Data provided:
# # # #
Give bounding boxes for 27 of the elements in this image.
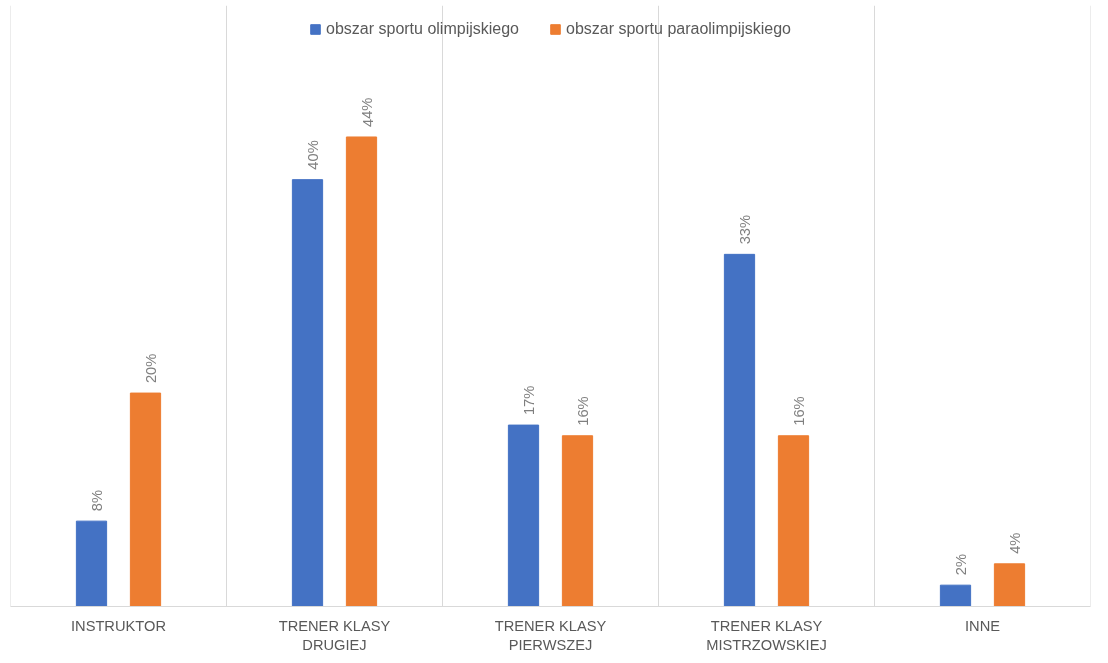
bar bbox=[345, 136, 378, 607]
data-label: 17% bbox=[521, 385, 538, 416]
x-tick-label: TRENER KLASY DRUGIEJ bbox=[278, 617, 391, 653]
bar bbox=[75, 520, 108, 607]
data-label: 44% bbox=[359, 97, 376, 127]
bar bbox=[993, 563, 1026, 607]
legend-label: obszar sportu paraolimpijskiego bbox=[565, 20, 791, 38]
data-label: 8% bbox=[89, 489, 106, 512]
bar bbox=[939, 584, 972, 607]
data-label: 16% bbox=[575, 396, 592, 426]
bar bbox=[723, 253, 756, 607]
data-label: 4% bbox=[1007, 532, 1024, 554]
bar bbox=[291, 179, 324, 607]
bar bbox=[129, 392, 162, 607]
x-tick-label: TRENER KLASY PIERWSZEJ bbox=[494, 617, 607, 653]
legend-label: obszar sportu olimpijskiego bbox=[326, 20, 519, 38]
bar bbox=[561, 435, 594, 607]
x-tick-label: INNE bbox=[964, 617, 1001, 634]
data-label: 16% bbox=[791, 396, 808, 426]
data-label: 2% bbox=[953, 553, 970, 576]
x-tick-label: INSTRUKTOR bbox=[71, 617, 167, 634]
data-label: 40% bbox=[305, 140, 322, 170]
data-label: 33% bbox=[737, 215, 754, 245]
bar bbox=[507, 424, 540, 607]
data-label: 20% bbox=[143, 353, 160, 384]
x-tick-label: TRENER KLASY MISTRZOWSKIEJ bbox=[706, 617, 827, 653]
bar bbox=[777, 435, 810, 607]
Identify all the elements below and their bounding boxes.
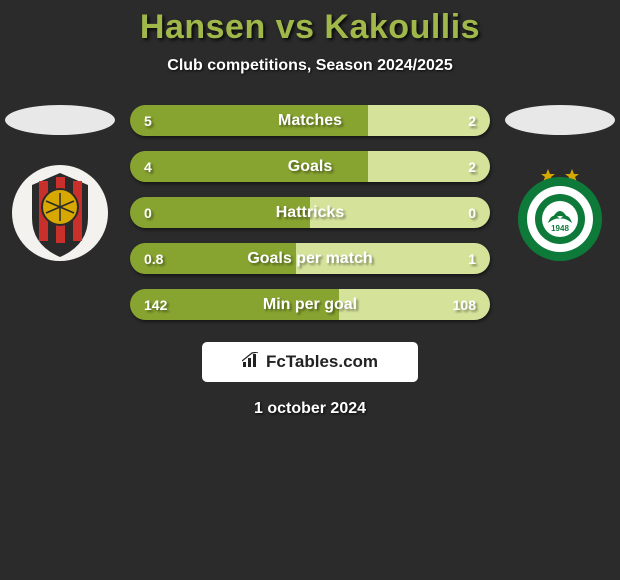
page-title: Hansen vs Kakoullis bbox=[0, 8, 620, 47]
bar-label: Matches bbox=[130, 105, 490, 136]
crest-left-svg bbox=[10, 163, 110, 263]
club-crest-right: 1948 bbox=[510, 163, 610, 263]
comparison-row: 52Matches 42Goals 00Hattricks 0.81Goals per… bbox=[0, 105, 620, 320]
stat-bar: 0.81Goals per match bbox=[130, 243, 490, 274]
player-right-ellipse bbox=[505, 105, 615, 135]
page-subtitle: Club competitions, Season 2024/2025 bbox=[0, 57, 620, 75]
chart-icon bbox=[242, 352, 262, 372]
club-crest-left bbox=[10, 163, 110, 263]
player-right-col: 1948 bbox=[500, 105, 620, 263]
stat-bars: 52Matches 42Goals 00Hattricks 0.81Goals per… bbox=[130, 105, 490, 320]
stat-bar: 142108Min per goal bbox=[130, 289, 490, 320]
bar-label: Goals per match bbox=[130, 243, 490, 274]
stat-bar: 52Matches bbox=[130, 105, 490, 136]
crest-right-svg: 1948 bbox=[510, 163, 610, 263]
bar-label: Goals bbox=[130, 151, 490, 182]
brand-text: FcTables.com bbox=[266, 352, 378, 372]
player-left-ellipse bbox=[5, 105, 115, 135]
player-left-col bbox=[0, 105, 120, 263]
bar-label: Hattricks bbox=[130, 197, 490, 228]
bar-label: Min per goal bbox=[130, 289, 490, 320]
crest-right-year: 1948 bbox=[551, 224, 569, 233]
stat-bar: 42Goals bbox=[130, 151, 490, 182]
stat-bar: 00Hattricks bbox=[130, 197, 490, 228]
brand-box: FcTables.com bbox=[202, 342, 418, 382]
date-text: 1 october 2024 bbox=[0, 400, 620, 418]
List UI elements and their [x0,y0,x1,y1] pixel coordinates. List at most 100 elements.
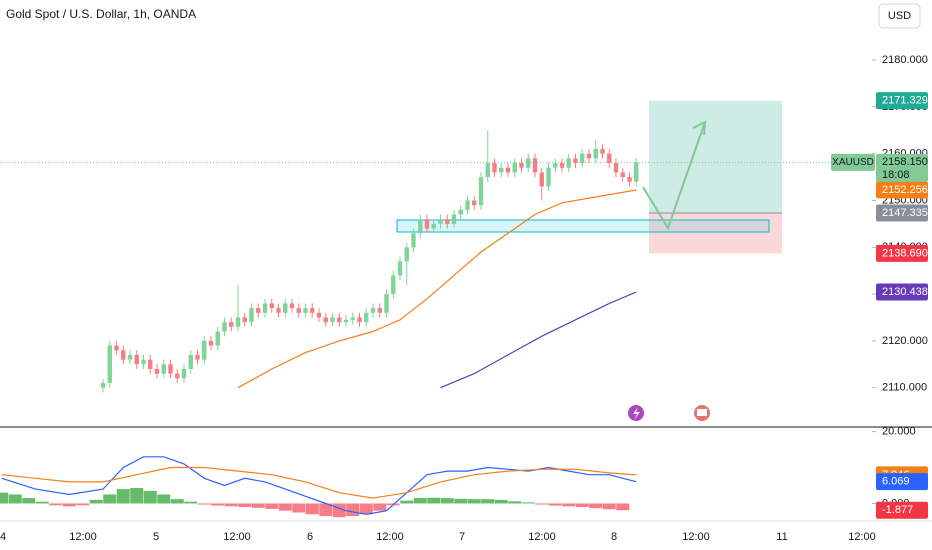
histogram-bar [508,501,522,504]
histogram-bar [467,499,481,504]
price-label: 2138.690 [882,247,928,259]
last-price-label: 2158.150 [882,156,928,168]
histogram-bar [440,498,454,504]
candle-body [364,312,369,323]
candle-body [451,214,457,224]
histogram-bar [400,500,414,504]
histogram-bar [103,494,117,504]
candle-body [330,317,335,323]
candle-body [512,163,517,173]
x-tick-label: 6 [307,531,313,543]
candle-body [566,158,571,168]
candle-body [208,340,214,346]
candle-body [235,317,241,327]
histogram-bar [265,503,279,509]
candle-body [620,172,625,178]
candle-body [256,308,261,313]
candle-body [222,322,227,332]
price-label-box [876,181,928,199]
histogram-bar [251,503,265,508]
candle-body [546,167,551,187]
histogram-bar [62,503,76,507]
candle-body [613,163,619,173]
candle-body [188,354,193,369]
x-tick-label: 12:00 [69,531,97,543]
candle-body [627,177,632,182]
news-icon-glyph [697,409,707,416]
histogram-bar [184,501,198,504]
x-tick-label: 8 [611,531,617,543]
candle-body [269,303,274,309]
candle-body [337,317,342,323]
x-tick-label: 12:00 [848,531,876,543]
symbol-box [831,153,875,171]
candle-body [141,359,146,365]
candle-body [242,317,247,323]
candle-body [505,167,511,173]
price-label-box [876,92,928,110]
histogram-bar [305,503,319,515]
currency-button[interactable] [878,3,921,29]
candle-body [100,383,106,388]
macd-label: 6.069 [882,476,910,488]
histogram-bar [535,503,549,505]
macd-label-box [876,501,928,519]
candle-body [289,303,295,309]
candle-body [127,354,133,360]
candle-body [391,275,396,295]
x-tick-label: 12:00 [682,531,710,543]
candle-body [418,219,423,234]
ema-slow-line [440,291,637,389]
macd-pane [0,456,637,518]
candle-body [202,340,207,360]
histogram-bar [197,503,211,505]
candle-body [526,158,531,168]
last-price-box [876,153,928,182]
macd-line [1,456,637,515]
histogram-bar [157,494,171,504]
y-tick-label: 2110.000 [882,382,927,394]
histogram-bar [116,489,130,504]
macd-label-box [876,473,928,491]
projection-arrow [642,120,707,231]
candle-body [377,308,382,313]
signal-line [1,466,637,499]
candle-body [215,331,220,346]
chart-title: Gold Spot / U.S. Dollar, 1h, OANDA [6,7,196,21]
price-label-box [876,204,928,222]
candle-body [573,158,578,164]
candle-body [107,345,112,384]
candle-body [472,200,477,206]
candle-body [404,247,409,262]
x-tick-label: 11 [776,531,787,543]
candle-body [168,364,173,374]
candle-body [229,322,234,327]
x-tick-label: 12:00 [528,531,556,543]
candle-body [343,319,349,323]
histogram-bar [575,503,589,508]
histogram-bar [427,497,441,504]
histogram-bar [481,499,495,504]
histogram-bar [413,498,427,504]
candle-body [121,350,126,360]
histogram-bar [211,503,225,506]
candle-body [499,167,504,173]
candle-body [485,163,490,178]
event-icon-glyph [633,407,640,420]
candle-body [553,163,558,168]
histogram-bar [548,503,562,506]
candle-body [316,312,322,318]
histogram-bar [170,499,184,504]
histogram-bar [130,488,144,504]
x-tick-label: 12:00 [223,531,251,543]
candle-body [154,368,160,374]
price-label: 2147.335 [882,207,928,219]
histogram-bar [0,492,9,504]
candle-body [357,317,362,323]
y-tick-label: 20.000 [882,426,916,438]
candle-body [283,303,288,313]
y-tick-label: 2180.000 [882,54,928,66]
histogram-bar [76,503,90,506]
price-pane [0,100,872,393]
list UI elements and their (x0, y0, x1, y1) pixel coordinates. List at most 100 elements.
# # # #
Stated problem: Copy out every line of the records above word for word, but leave out the picture placeholders.

Output:
Give bounding boxes for 27 of the elements in this image.
bar bbox=[345, 136, 378, 607]
data-label: 17% bbox=[521, 385, 538, 416]
x-tick-label: TRENER KLASY DRUGIEJ bbox=[278, 617, 391, 653]
bar bbox=[75, 520, 108, 607]
data-label: 44% bbox=[359, 97, 376, 127]
bar bbox=[993, 563, 1026, 607]
legend-label: obszar sportu paraolimpijskiego bbox=[565, 20, 791, 38]
data-label: 8% bbox=[89, 489, 106, 512]
bar bbox=[939, 584, 972, 607]
data-label: 16% bbox=[575, 396, 592, 426]
bar bbox=[723, 253, 756, 607]
data-label: 4% bbox=[1007, 532, 1024, 554]
bar bbox=[291, 179, 324, 607]
bar bbox=[129, 392, 162, 607]
x-tick-label: TRENER KLASY PIERWSZEJ bbox=[494, 617, 607, 653]
legend-label: obszar sportu olimpijskiego bbox=[326, 20, 519, 38]
bar bbox=[561, 435, 594, 607]
x-tick-label: INNE bbox=[964, 617, 1001, 634]
data-label: 16% bbox=[791, 396, 808, 426]
data-label: 2% bbox=[953, 553, 970, 576]
x-tick-label: INSTRUKTOR bbox=[71, 617, 167, 634]
data-label: 40% bbox=[305, 140, 322, 170]
data-label: 33% bbox=[737, 215, 754, 245]
bar bbox=[507, 424, 540, 607]
data-label: 20% bbox=[143, 353, 160, 384]
x-tick-label: TRENER KLASY MISTRZOWSKIEJ bbox=[706, 617, 827, 653]
bar bbox=[777, 435, 810, 607]
Identify all the elements below and their bounding boxes.
page-title: Hansen vs Kakoullis bbox=[0, 8, 620, 47]
bar-label: Matches bbox=[130, 105, 490, 136]
crest-left-svg bbox=[10, 163, 110, 263]
club-crest-right: 1948 bbox=[510, 163, 610, 263]
comparison-row: 52Matches 42Goals 00Hattricks 0.81Goals per… bbox=[0, 105, 620, 320]
stat-bar: 0.81Goals per match bbox=[130, 243, 490, 274]
player-right-ellipse bbox=[505, 105, 615, 135]
page-subtitle: Club competitions, Season 2024/2025 bbox=[0, 57, 620, 75]
chart-icon bbox=[242, 352, 262, 372]
club-crest-left bbox=[10, 163, 110, 263]
player-right-col: 1948 bbox=[500, 105, 620, 263]
stat-bars: 52Matches 42Goals 00Hattricks 0.81Goals per… bbox=[130, 105, 490, 320]
stat-bar: 142108Min per goal bbox=[130, 289, 490, 320]
bar-label: Goals per match bbox=[130, 243, 490, 274]
stat-bar: 52Matches bbox=[130, 105, 490, 136]
crest-right-svg: 1948 bbox=[510, 163, 610, 263]
bar-label: Goals bbox=[130, 151, 490, 182]
brand-text: FcTables.com bbox=[266, 352, 378, 372]
player-left-ellipse bbox=[5, 105, 115, 135]
player-left-col bbox=[0, 105, 120, 263]
bar-label: Hattricks bbox=[130, 197, 490, 228]
bar-label: Min per goal bbox=[130, 289, 490, 320]
crest-right-year: 1948 bbox=[551, 224, 569, 233]
stat-bar: 42Goals bbox=[130, 151, 490, 182]
stat-bar: 00Hattricks bbox=[130, 197, 490, 228]
brand-box: FcTables.com bbox=[202, 342, 418, 382]
date-text: 1 october 2024 bbox=[0, 400, 620, 418]
List UI elements and their [x0,y0,x1,y1] pixel coordinates. List at most 100 elements.
histogram-bar [508,501,522,504]
histogram-bar [467,499,481,504]
price-label: 2138.690 [882,247,928,259]
last-price-label: 2158.150 [882,156,928,168]
histogram-bar [440,498,454,504]
candle-body [364,312,369,323]
candle-body [451,214,457,224]
histogram-bar [400,500,414,504]
histogram-bar [103,494,117,504]
candle-body [330,317,335,323]
candle-body [512,163,517,173]
x-tick-label: 6 [307,531,313,543]
candle-body [566,158,571,168]
candle-body [208,340,214,346]
candle-body [235,317,241,327]
histogram-bar [265,503,279,509]
candle-body [620,172,625,178]
candle-body [256,308,261,313]
candle-body [222,322,227,332]
price-label-box [876,181,928,199]
histogram-bar [251,503,265,508]
candle-body [546,167,551,187]
histogram-bar [62,503,76,507]
candle-body [613,163,619,173]
candle-body [188,354,193,369]
x-tick-label: 12:00 [69,531,97,543]
candle-body [627,177,632,182]
news-icon-glyph [697,409,707,416]
histogram-bar [184,501,198,504]
x-tick-label: 8 [611,531,617,543]
candle-body [269,303,274,309]
candle-body [337,317,342,323]
x-tick-label: 12:00 [848,531,876,543]
symbol-box [831,153,875,171]
candle-body [141,359,146,365]
candle-body [242,317,247,323]
candle-body [505,167,511,173]
price-label-box [876,92,928,110]
histogram-bar [305,503,319,515]
currency-button[interactable] [878,3,921,29]
candle-body [100,383,106,388]
macd-label: 6.069 [882,476,910,488]
histogram-bar [535,503,549,505]
macd-label-box [876,501,928,519]
candle-body [289,303,295,309]
candle-body [127,354,133,360]
candle-body [391,275,396,295]
x-tick-label: 12:00 [682,531,710,543]
candle-body [418,219,423,234]
ema-slow-line [440,291,637,389]
macd-pane [0,456,637,518]
candle-body [202,340,207,360]
histogram-bar [197,503,211,505]
candle-body [526,158,531,168]
last-price-box [876,153,928,182]
macd-line [1,456,637,515]
histogram-bar [157,494,171,504]
y-tick-label: 2110.000 [882,382,927,394]
histogram-bar [116,489,130,504]
macd-label-box [876,473,928,491]
projection-arrow [642,120,707,231]
candle-body [377,308,382,313]
signal-line [1,466,637,499]
candle-body [215,331,220,346]
chart-title: Gold Spot / U.S. Dollar, 1h, OANDA [6,7,196,21]
price-label-box [876,204,928,222]
candle-body [573,158,578,164]
candle-body [107,345,112,384]
candle-body [472,200,477,206]
candle-body [404,247,409,262]
x-tick-label: 11 [776,531,787,543]
candle-body [168,364,173,374]
candle-body [229,322,234,327]
x-tick-label: 12:00 [528,531,556,543]
candle-body [343,319,349,323]
histogram-bar [575,503,589,508]
histogram-bar [427,497,441,504]
histogram-bar [481,499,495,504]
histogram-bar [413,498,427,504]
candle-body [121,350,126,360]
histogram-bar [211,503,225,506]
candle-body [499,167,504,173]
candle-body [485,163,490,178]
event-icon-glyph [633,407,640,420]
candle-body [553,163,558,168]
histogram-bar [548,503,562,506]
candle-body [316,312,322,318]
histogram-bar [170,499,184,504]
histogram-bar [130,488,144,504]
x-tick-label: 12:00 [223,531,251,543]
candle-body [154,368,160,374]
price-label: 2147.335 [882,207,928,219]
histogram-bar [0,492,9,504]
candle-body [357,317,362,323]
y-tick-label: 20.000 [882,426,916,438]
candle-body [283,303,288,313]
y-tick-label: 2180.000 [882,54,928,66]
histogram-bar [76,503,90,506]
price-pane [0,100,872,393]
list UI elements and their (x0, y0, x1, y1) pixel coordinates. List at most 100 elements.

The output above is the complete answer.